§ DATASET RECORDS

..........

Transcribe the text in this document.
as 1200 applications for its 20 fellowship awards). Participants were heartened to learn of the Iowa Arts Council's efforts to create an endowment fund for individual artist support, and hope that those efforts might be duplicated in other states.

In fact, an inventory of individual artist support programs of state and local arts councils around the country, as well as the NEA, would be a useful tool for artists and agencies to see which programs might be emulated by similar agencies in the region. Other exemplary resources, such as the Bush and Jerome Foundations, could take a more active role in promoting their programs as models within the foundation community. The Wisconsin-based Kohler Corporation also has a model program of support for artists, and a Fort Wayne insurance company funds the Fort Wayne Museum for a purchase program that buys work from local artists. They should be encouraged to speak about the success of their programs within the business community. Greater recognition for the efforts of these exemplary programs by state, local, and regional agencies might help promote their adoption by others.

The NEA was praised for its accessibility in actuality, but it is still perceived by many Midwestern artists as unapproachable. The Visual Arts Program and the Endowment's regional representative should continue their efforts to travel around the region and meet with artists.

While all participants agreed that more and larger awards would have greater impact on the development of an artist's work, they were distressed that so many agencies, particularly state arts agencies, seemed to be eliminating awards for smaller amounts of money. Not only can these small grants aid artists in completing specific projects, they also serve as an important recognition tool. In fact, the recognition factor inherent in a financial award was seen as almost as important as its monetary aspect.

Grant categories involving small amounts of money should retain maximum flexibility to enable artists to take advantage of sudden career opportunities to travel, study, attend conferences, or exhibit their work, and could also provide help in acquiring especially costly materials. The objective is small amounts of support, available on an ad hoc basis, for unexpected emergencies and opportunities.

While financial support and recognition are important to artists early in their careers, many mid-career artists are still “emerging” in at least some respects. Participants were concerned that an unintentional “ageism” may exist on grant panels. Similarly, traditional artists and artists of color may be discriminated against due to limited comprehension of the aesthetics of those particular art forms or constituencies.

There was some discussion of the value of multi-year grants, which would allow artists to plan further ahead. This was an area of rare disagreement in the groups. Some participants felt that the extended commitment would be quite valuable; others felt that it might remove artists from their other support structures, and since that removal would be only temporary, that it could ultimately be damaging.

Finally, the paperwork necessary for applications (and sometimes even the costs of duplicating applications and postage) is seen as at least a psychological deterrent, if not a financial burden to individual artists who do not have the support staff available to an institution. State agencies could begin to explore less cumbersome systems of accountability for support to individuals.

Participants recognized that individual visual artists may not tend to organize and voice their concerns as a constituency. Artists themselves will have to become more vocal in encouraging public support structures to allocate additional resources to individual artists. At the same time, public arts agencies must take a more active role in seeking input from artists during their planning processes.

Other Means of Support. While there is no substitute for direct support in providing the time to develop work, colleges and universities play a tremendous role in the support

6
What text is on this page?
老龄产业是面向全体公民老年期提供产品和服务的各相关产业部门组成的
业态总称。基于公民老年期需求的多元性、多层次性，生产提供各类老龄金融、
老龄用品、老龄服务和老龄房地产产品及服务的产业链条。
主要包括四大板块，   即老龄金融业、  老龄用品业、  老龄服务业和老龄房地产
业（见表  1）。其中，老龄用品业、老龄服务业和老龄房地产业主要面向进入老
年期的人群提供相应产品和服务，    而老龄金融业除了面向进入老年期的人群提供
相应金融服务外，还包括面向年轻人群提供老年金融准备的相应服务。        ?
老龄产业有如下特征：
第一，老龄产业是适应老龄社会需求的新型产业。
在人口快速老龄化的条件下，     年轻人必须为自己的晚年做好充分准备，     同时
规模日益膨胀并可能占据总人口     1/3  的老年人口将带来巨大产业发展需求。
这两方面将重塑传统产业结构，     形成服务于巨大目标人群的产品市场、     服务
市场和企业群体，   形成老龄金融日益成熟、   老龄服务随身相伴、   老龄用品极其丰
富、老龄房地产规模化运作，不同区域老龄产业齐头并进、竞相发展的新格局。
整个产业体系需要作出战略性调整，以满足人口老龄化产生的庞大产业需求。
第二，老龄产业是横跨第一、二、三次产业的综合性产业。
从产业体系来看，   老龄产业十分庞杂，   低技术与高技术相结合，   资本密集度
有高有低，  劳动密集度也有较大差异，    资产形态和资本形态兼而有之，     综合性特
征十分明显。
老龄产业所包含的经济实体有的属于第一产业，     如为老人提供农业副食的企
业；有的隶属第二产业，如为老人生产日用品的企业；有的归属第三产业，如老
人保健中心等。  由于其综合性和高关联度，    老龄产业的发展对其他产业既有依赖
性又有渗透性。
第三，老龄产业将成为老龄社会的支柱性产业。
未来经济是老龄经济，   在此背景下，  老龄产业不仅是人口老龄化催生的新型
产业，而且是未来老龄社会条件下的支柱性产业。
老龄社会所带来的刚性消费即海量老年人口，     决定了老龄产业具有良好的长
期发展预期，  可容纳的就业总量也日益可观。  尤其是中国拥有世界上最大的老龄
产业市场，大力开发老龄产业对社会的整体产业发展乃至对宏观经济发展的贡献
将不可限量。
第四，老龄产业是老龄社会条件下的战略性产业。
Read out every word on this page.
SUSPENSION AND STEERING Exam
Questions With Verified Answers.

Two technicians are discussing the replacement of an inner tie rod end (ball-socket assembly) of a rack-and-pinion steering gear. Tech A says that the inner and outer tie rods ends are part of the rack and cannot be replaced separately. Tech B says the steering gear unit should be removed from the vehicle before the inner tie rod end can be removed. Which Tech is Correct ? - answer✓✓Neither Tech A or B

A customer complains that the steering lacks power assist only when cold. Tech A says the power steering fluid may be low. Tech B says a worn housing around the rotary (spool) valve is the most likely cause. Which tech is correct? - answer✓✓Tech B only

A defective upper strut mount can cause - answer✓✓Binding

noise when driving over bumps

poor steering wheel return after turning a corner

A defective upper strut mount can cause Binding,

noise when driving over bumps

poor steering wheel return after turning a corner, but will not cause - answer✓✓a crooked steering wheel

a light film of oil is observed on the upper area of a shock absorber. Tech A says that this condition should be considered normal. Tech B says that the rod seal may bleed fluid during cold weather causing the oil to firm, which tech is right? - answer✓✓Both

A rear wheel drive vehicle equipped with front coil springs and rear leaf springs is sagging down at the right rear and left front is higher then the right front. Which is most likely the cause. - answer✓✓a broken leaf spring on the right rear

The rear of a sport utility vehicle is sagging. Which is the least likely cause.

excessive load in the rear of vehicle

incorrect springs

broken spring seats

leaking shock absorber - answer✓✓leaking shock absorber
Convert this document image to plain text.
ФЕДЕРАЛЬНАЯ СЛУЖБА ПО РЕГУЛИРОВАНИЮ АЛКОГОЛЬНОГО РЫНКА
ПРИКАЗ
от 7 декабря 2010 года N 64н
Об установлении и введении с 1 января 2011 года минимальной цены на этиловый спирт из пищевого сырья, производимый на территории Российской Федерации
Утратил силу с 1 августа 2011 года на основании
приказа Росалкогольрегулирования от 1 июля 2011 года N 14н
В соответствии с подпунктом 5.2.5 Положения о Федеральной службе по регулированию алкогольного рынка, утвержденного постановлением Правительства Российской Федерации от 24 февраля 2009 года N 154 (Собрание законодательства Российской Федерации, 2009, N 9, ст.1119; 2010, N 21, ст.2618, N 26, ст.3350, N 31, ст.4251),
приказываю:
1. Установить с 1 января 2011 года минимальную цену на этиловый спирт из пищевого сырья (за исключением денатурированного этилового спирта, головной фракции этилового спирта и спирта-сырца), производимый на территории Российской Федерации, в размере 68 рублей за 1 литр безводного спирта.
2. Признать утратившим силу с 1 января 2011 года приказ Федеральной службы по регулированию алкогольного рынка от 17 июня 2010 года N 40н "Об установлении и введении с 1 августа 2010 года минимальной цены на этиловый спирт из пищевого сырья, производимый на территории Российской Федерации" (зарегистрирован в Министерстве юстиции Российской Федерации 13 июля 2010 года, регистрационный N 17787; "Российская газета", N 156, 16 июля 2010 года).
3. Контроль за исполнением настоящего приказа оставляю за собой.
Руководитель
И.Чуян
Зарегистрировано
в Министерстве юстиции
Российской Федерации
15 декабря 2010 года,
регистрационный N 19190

..........

§ PROBLEM REQUIREMENTS
Extract every line containing the string "take" from the data above.

§ TASK ANSWER
In fact, an inventory of individual artist support programs of state and local arts councils around the country, as well as the NEA, would be a useful tool for artists and agencies to see which programs might be emulated by similar agencies in the region. Other exemplary resources, such as the Bush and Jerome Foundations, could take a more active role in promoting their programs as models within the foundation community. The Wisconsin-based Kohler Corporation also has a model program of support for artists, and a Fort Wayne insurance company funds the Fort Wayne Museum for a purchase program that buys work from local artists. They should be encouraged to speak about the success of their programs within the business community. Greater recognition for the efforts of these exemplary programs by state, local, and regional agencies might help promote their adoption by others.
Grant categories involving small amounts of money should retain maximum flexibility to enable artists to take advantage of sudden career opportunities to travel, study, attend conferences, or exhibit their work, and could also provide help in acquiring especially costly materials. The objective is small amounts of support, available on an ad hoc basis, for unexpected emergencies and opportunities.
Participants recognized that individual visual artists may not tend to organize and voice their concerns as a constituency. Artists themselves will have to become more vocal in encouraging public support structures to allocate additional resources to individual artists. At the same time, public arts agencies must take a more active role in seeking input from artists during their planning processes.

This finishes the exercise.